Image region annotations
● ● ● ●

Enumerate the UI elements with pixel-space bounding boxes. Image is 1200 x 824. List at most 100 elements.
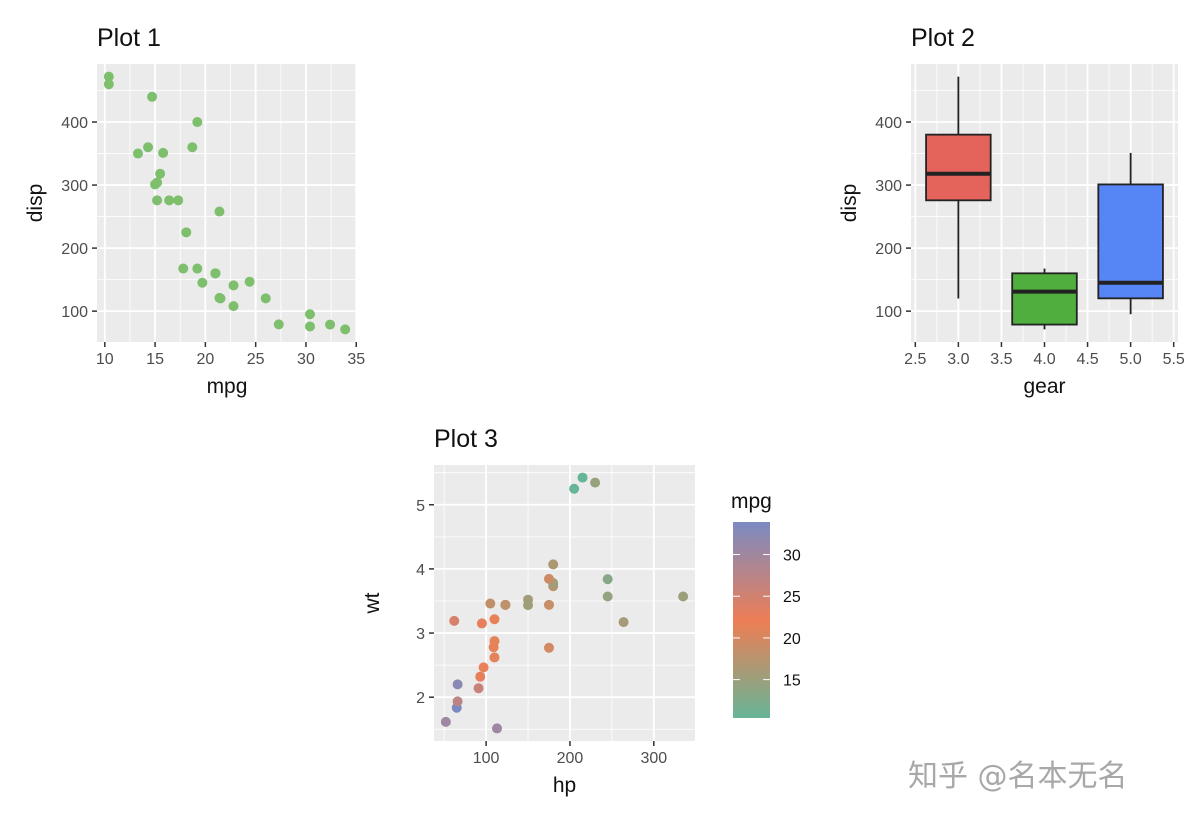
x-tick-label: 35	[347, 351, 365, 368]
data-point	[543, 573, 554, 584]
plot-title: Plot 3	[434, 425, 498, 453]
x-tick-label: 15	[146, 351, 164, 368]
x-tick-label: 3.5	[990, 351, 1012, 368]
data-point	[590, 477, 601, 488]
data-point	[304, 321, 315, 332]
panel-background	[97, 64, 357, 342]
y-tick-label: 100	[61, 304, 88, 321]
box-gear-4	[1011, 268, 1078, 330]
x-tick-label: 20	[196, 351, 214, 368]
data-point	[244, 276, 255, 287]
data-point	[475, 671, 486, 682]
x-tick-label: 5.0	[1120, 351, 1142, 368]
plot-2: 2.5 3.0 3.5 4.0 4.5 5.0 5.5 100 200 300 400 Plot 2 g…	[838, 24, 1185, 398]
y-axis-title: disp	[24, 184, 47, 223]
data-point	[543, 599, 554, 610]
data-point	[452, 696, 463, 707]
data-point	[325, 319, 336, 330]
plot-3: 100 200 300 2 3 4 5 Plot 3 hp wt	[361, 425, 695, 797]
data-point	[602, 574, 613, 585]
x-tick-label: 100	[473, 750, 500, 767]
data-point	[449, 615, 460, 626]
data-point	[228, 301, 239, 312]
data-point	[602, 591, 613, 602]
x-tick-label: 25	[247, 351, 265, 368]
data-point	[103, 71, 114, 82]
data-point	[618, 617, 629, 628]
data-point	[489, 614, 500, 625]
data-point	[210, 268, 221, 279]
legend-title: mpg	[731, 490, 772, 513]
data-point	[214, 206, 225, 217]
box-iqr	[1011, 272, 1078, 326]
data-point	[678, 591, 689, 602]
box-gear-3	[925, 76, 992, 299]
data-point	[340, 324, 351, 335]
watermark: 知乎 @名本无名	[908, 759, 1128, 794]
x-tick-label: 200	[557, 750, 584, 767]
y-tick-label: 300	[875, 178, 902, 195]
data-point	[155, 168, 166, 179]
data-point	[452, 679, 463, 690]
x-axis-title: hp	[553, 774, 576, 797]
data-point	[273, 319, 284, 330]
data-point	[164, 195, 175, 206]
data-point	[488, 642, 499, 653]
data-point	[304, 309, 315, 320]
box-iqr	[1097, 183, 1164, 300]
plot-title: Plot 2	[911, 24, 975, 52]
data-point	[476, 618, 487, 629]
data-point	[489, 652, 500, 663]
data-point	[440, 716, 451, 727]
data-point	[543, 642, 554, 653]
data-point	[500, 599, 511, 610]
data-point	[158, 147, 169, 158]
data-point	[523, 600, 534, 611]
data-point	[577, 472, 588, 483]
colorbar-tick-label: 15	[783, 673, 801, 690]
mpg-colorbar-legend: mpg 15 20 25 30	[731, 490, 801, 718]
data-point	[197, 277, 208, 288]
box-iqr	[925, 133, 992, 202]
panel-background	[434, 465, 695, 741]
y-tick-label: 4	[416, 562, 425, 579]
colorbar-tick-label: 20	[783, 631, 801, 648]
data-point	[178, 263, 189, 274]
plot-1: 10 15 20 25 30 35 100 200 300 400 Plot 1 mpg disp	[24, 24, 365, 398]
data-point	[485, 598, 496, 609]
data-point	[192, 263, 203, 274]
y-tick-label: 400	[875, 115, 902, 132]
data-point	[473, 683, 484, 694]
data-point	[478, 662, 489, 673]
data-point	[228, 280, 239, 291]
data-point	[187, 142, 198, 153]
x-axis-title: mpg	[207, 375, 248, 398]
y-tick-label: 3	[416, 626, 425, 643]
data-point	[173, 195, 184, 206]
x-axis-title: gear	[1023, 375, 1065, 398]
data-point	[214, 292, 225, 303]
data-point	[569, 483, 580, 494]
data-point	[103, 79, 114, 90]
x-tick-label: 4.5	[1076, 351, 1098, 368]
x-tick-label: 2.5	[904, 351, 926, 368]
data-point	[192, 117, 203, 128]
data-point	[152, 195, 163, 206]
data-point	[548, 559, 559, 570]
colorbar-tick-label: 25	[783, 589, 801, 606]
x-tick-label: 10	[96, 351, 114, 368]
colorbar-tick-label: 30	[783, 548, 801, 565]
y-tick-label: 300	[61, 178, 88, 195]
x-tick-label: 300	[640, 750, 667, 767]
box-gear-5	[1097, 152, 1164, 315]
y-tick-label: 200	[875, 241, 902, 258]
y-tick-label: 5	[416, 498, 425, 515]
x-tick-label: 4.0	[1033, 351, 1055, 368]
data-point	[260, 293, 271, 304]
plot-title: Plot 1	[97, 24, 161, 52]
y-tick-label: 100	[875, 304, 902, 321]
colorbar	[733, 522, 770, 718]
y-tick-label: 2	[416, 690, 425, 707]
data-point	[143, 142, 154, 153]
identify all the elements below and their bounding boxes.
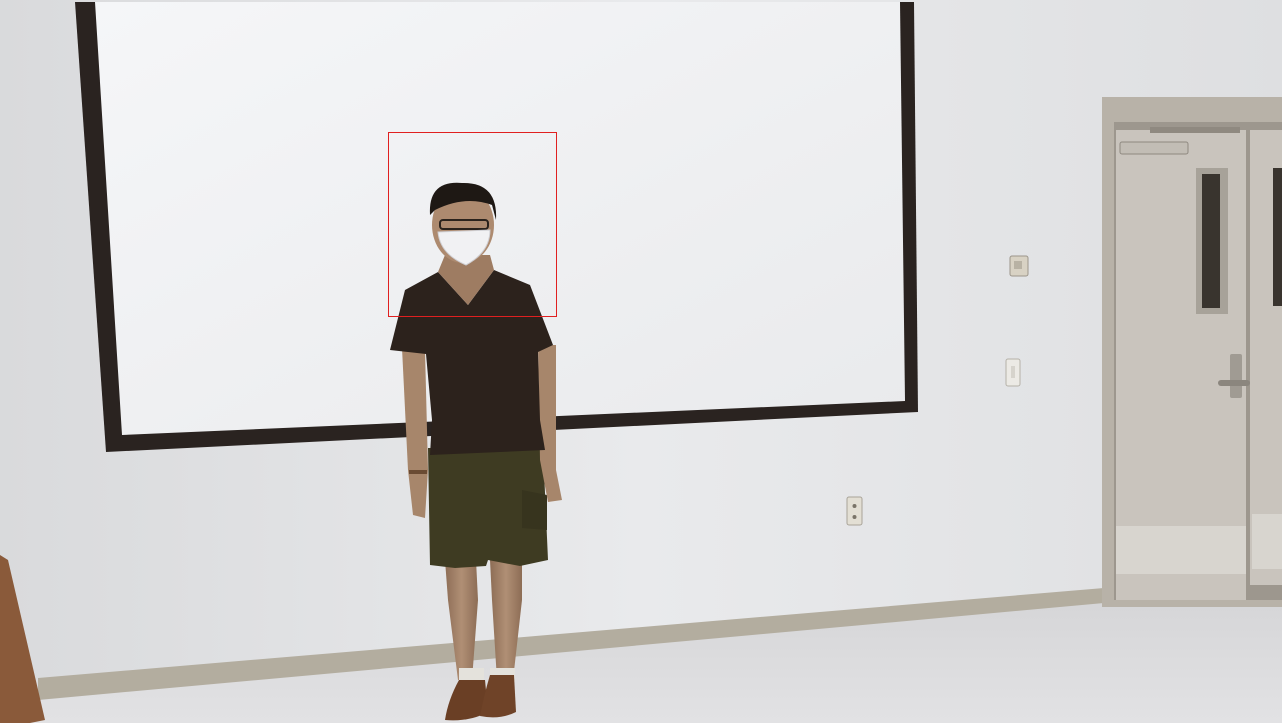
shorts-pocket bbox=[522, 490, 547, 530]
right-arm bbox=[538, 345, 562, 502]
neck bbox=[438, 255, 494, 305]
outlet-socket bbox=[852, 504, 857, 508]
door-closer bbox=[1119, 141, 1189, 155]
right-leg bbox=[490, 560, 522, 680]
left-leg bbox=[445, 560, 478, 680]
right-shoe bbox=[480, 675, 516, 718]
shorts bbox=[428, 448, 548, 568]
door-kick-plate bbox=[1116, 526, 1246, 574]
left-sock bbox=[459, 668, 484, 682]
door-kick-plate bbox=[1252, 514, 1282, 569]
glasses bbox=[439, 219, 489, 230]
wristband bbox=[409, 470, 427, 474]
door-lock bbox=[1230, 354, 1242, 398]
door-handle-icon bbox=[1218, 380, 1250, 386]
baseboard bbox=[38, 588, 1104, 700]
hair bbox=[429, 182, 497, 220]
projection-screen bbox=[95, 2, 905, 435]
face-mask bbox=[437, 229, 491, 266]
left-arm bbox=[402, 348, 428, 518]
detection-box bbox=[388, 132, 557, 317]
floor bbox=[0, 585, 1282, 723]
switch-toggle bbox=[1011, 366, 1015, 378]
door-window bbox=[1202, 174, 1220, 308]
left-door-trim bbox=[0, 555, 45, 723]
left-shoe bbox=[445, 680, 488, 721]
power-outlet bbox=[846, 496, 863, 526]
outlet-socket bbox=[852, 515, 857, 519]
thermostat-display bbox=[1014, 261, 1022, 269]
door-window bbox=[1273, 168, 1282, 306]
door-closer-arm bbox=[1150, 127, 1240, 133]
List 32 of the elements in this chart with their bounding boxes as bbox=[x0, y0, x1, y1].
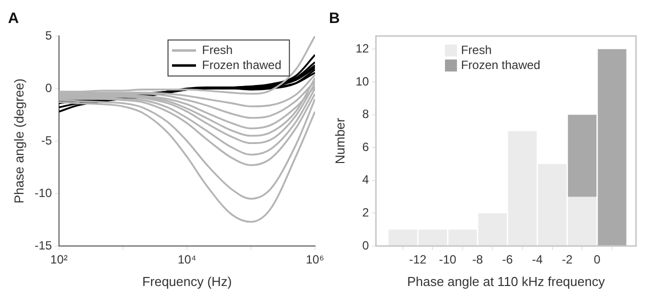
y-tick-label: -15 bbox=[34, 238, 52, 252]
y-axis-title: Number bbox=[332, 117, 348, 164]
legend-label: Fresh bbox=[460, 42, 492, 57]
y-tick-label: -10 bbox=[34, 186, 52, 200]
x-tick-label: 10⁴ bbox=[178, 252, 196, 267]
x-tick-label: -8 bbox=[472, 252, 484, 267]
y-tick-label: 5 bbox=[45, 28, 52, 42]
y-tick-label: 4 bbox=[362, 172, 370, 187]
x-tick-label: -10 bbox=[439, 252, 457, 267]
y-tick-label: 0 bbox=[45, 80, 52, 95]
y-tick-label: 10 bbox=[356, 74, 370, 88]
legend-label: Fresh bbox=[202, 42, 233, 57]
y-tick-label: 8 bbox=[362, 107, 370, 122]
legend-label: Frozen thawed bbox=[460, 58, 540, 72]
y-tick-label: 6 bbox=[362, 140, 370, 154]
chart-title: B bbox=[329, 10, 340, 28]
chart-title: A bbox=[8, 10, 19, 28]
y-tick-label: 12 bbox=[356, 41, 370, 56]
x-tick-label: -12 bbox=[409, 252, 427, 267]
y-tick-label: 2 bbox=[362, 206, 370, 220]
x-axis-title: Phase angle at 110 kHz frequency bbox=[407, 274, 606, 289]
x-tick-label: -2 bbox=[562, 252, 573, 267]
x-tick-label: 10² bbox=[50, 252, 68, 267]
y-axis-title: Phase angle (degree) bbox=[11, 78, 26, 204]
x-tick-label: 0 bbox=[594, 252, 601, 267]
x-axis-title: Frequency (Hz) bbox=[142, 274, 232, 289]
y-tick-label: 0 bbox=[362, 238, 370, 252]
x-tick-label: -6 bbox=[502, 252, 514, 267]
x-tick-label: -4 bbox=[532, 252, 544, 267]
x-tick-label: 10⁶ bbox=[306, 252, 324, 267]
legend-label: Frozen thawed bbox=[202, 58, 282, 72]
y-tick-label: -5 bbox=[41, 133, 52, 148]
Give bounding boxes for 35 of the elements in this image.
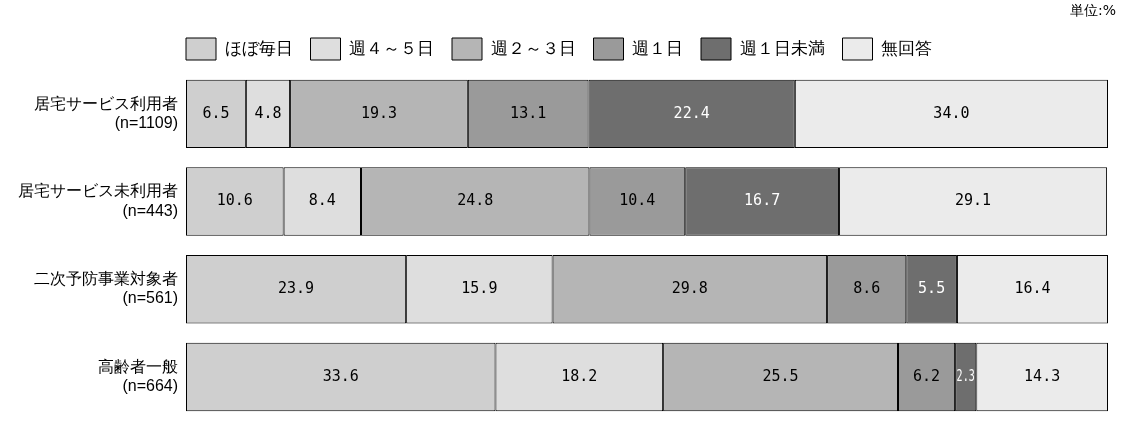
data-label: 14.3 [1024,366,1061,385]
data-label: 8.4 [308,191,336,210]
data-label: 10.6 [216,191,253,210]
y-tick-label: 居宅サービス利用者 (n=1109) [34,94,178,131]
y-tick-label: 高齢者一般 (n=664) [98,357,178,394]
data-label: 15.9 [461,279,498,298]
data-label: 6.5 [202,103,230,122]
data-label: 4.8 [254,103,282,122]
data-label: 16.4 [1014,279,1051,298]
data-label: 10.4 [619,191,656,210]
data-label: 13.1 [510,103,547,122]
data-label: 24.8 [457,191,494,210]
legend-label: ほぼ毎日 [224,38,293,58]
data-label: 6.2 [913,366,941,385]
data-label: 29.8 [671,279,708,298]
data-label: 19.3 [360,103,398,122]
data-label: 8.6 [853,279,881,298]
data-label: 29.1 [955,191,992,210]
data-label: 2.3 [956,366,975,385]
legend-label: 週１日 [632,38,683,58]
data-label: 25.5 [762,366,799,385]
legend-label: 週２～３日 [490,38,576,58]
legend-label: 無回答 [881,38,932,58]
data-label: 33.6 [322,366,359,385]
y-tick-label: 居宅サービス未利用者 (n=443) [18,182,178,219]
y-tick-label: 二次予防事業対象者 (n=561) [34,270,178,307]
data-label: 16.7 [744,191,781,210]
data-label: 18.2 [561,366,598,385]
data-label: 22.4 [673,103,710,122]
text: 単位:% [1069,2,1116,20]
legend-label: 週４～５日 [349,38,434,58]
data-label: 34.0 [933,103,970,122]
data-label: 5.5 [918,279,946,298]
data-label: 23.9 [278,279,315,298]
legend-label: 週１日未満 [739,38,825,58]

● ● ● ●

• [Set exercise]
Quote the lines exactly, beginning with the line that contains "y-tick-label: -15 bbox=[34, 238, 52, 252]" and continuing through the line that contains "Give bounding boxes".

• [Answer for this exercise]
y-tick-label: -15 bbox=[34, 238, 52, 252]
y-axis-title: Number bbox=[332, 117, 348, 164]
legend-label: Fresh bbox=[460, 42, 492, 57]
y-tick-label: -10 bbox=[34, 186, 52, 200]
x-tick-label: 10⁴ bbox=[178, 252, 196, 267]
x-tick-label: -8 bbox=[472, 252, 484, 267]
y-tick-label: 5 bbox=[45, 28, 52, 42]
y-tick-label: 4 bbox=[362, 172, 370, 187]
x-tick-label: -10 bbox=[439, 252, 457, 267]
y-tick-label: 0 bbox=[45, 80, 52, 95]
y-tick-label: 10 bbox=[356, 74, 370, 88]
legend-label: Fresh bbox=[202, 42, 233, 57]
y-tick-label: 8 bbox=[362, 107, 370, 122]
legend-label: Frozen thawed bbox=[460, 58, 540, 72]
y-tick-label: 6 bbox=[362, 140, 370, 154]
chart-title: B bbox=[329, 10, 340, 28]
chart-title: A bbox=[8, 10, 19, 28]
y-tick-label: 12 bbox=[356, 41, 370, 56]
x-tick-label: -12 bbox=[409, 252, 427, 267]
y-tick-label: 2 bbox=[362, 206, 370, 220]
x-axis-title: Phase angle at 110 kHz frequency bbox=[407, 274, 606, 289]
x-tick-label: -2 bbox=[562, 252, 573, 267]
x-tick-label: 10² bbox=[50, 252, 68, 267]
y-axis-title: Phase angle (degree) bbox=[11, 78, 26, 204]
x-tick-label: 0 bbox=[594, 252, 601, 267]
x-axis-title: Frequency (Hz) bbox=[142, 274, 232, 289]
y-tick-label: 0 bbox=[362, 238, 370, 252]
x-tick-label: -6 bbox=[502, 252, 514, 267]
x-tick-label: -4 bbox=[532, 252, 544, 267]
x-tick-label: 10⁶ bbox=[306, 252, 324, 267]
legend-label: Frozen thawed bbox=[202, 58, 282, 72]
y-tick-label: -5 bbox=[41, 133, 52, 148]
Give bounding boxes for 35 of the elements in this image.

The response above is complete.